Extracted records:
------------------------------------
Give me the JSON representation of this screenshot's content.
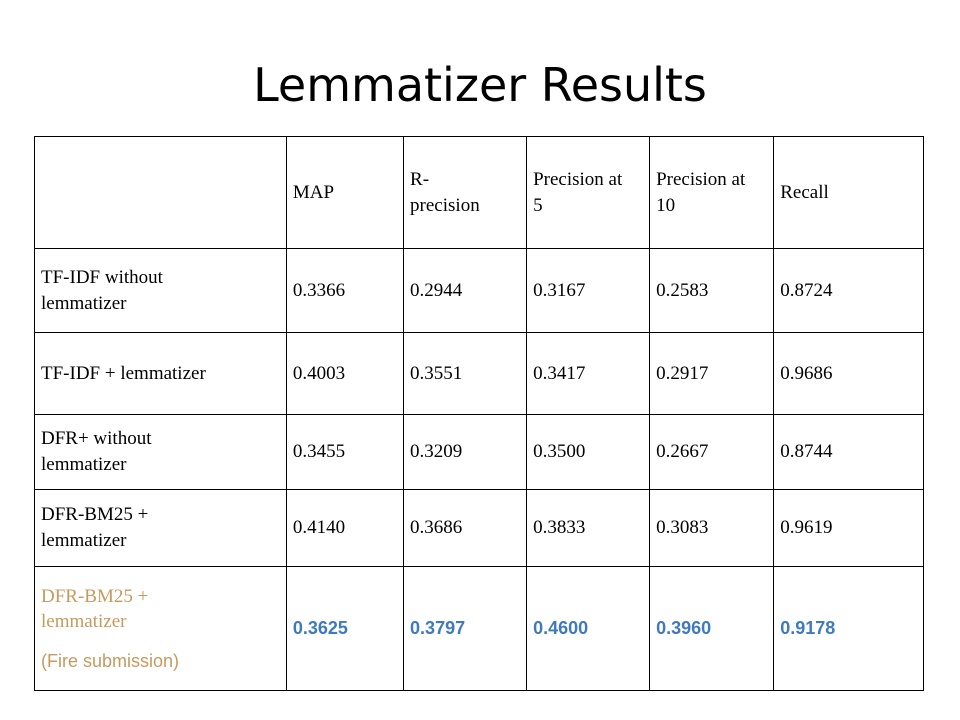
{
  "title": "Lemmatizer Results",
  "table": {
    "headers": [
      "",
      "MAP",
      "R-\nprecision",
      "Precision at\n5",
      "Precision at\n10",
      "Recall"
    ],
    "rows": [
      {
        "label": "TF-IDF without\nlemmatizer",
        "values": [
          "0.3366",
          "0.2944",
          "0.3167",
          "0.2583",
          "0.8724"
        ]
      },
      {
        "label": "TF-IDF + lemmatizer",
        "values": [
          "0.4003",
          "0.3551",
          "0.3417",
          "0.2917",
          "0.9686"
        ]
      },
      {
        "label": "DFR+ without\nlemmatizer",
        "values": [
          "0.3455",
          "0.3209",
          "0.3500",
          "0.2667",
          "0.8744"
        ]
      },
      {
        "label": "DFR-BM25 +\nlemmatizer",
        "values": [
          "0.4140",
          "0.3686",
          "0.3833",
          "0.3083",
          "0.9619"
        ]
      },
      {
        "label": "DFR-BM25 +\nlemmatizer",
        "note": "(Fire submission)",
        "values": [
          "0.3625",
          "0.3797",
          "0.4600",
          "0.3960",
          "0.9178"
        ]
      }
    ]
  },
  "colors": {
    "highlight_label": "#c69a5e",
    "highlight_value": "#3e7abd"
  }
}
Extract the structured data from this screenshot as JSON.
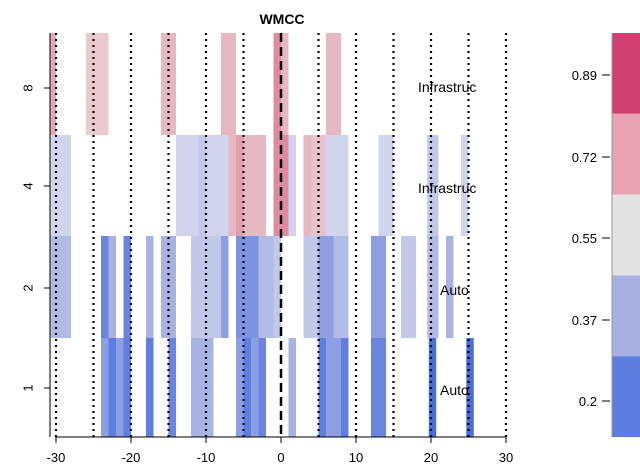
------------------------------------
Say how many lines have the string "without" in them, offering no words beyond the number.

Problem solution: 2